[Excerpts from a figure dataset]

################

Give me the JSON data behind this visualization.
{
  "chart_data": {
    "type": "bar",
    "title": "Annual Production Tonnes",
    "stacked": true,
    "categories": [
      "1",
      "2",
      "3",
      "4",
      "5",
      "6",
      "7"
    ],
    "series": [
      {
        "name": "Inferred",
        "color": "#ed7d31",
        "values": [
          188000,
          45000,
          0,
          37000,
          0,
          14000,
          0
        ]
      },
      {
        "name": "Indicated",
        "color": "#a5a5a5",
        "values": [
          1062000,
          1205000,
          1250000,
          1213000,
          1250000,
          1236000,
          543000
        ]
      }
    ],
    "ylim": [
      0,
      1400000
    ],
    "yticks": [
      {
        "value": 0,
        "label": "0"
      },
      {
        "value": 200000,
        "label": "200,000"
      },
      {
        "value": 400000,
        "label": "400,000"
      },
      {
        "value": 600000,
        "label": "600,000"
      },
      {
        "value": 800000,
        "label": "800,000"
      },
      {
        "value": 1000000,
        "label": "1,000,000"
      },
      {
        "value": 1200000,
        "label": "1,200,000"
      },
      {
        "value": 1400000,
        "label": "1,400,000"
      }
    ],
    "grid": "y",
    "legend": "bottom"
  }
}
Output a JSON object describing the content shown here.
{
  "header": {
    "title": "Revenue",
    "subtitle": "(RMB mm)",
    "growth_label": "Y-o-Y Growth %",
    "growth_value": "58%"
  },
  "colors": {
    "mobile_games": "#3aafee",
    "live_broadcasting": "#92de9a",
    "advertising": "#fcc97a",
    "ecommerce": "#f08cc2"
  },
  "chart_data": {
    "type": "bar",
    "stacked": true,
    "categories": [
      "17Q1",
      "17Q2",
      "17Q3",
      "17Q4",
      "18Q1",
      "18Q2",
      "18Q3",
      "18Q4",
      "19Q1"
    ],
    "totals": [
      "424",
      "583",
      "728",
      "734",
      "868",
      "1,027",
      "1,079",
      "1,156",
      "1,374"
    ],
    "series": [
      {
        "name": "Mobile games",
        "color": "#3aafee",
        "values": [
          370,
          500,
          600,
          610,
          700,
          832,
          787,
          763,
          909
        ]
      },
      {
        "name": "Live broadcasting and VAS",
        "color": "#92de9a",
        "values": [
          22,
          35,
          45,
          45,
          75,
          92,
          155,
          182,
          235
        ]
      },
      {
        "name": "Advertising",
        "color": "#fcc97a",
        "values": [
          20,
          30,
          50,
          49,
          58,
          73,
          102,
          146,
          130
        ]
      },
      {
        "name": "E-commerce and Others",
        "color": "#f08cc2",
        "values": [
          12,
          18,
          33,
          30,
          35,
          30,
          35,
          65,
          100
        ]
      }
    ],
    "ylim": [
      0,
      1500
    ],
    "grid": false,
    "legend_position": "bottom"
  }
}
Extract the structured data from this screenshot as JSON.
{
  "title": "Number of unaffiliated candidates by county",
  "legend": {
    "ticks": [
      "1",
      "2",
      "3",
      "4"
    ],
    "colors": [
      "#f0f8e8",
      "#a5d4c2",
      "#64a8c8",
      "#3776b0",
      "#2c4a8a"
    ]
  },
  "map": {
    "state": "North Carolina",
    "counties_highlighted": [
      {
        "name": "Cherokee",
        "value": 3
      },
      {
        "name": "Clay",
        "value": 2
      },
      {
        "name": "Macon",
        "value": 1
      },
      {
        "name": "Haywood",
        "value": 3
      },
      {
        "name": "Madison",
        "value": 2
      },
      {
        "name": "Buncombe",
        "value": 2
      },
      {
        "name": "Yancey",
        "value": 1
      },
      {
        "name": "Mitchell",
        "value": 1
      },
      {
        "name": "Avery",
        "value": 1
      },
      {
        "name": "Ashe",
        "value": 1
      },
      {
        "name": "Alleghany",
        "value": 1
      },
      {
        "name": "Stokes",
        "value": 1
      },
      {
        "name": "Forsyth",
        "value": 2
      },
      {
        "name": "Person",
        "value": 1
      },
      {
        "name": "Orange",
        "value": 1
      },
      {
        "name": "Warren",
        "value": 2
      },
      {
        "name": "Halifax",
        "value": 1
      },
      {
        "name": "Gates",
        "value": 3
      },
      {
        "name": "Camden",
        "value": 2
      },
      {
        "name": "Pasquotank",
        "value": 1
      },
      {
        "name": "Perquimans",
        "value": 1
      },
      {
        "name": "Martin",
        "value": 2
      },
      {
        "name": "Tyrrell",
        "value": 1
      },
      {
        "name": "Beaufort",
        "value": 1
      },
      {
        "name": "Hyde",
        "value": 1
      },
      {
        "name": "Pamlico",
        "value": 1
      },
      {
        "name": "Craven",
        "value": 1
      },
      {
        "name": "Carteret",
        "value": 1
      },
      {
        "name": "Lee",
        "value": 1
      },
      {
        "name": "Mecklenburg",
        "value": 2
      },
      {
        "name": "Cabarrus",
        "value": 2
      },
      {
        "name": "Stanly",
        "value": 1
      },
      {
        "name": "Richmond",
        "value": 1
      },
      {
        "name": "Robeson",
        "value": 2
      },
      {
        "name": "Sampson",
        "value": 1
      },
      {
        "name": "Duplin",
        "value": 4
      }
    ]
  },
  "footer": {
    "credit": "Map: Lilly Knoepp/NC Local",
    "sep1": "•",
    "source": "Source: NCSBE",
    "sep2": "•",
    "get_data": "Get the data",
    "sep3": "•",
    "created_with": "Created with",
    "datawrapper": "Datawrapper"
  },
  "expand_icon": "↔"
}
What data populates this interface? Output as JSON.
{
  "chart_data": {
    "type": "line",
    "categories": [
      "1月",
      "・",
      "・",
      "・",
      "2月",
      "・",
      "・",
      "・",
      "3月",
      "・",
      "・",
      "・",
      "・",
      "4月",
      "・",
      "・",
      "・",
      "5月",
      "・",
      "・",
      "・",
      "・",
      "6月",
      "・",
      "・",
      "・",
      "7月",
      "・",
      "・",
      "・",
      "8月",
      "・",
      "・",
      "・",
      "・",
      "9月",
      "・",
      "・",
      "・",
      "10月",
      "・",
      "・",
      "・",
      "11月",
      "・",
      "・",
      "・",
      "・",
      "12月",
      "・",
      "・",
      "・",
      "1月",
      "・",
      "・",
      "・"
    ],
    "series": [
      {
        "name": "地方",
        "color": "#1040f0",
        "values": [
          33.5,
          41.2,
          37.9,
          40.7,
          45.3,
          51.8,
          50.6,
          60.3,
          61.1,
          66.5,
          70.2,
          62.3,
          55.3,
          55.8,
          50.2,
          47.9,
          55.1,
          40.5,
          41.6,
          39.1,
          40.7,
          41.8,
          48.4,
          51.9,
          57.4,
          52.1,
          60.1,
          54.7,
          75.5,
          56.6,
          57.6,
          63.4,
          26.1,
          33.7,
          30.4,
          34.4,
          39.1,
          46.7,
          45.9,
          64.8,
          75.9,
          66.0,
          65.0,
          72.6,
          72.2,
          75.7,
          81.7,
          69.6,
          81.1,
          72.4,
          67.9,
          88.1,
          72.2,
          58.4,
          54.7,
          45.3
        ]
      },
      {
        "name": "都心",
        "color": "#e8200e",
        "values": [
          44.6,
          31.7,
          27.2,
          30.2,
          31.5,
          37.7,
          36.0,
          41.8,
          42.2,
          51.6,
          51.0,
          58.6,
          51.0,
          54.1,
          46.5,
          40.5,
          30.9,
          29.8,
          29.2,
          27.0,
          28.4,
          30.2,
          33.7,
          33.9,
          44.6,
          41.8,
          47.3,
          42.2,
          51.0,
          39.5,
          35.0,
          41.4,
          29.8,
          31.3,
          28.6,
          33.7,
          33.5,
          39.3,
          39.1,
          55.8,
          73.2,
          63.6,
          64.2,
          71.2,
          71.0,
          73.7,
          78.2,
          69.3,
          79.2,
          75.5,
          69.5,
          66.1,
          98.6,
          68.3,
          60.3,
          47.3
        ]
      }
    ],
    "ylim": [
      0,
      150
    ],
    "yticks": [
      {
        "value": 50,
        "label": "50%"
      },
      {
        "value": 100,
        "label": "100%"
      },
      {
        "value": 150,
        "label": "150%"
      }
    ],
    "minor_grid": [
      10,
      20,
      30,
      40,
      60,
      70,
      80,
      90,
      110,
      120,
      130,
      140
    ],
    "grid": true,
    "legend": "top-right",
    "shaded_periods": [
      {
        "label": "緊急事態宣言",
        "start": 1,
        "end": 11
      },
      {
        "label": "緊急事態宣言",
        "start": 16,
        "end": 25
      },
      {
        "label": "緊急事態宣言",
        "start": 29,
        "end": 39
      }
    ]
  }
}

################

### TASK DIRECTIONS
Go through the entries above and count the lines containing the word "JSON"; give only that count.

### TASK SOLUTION
4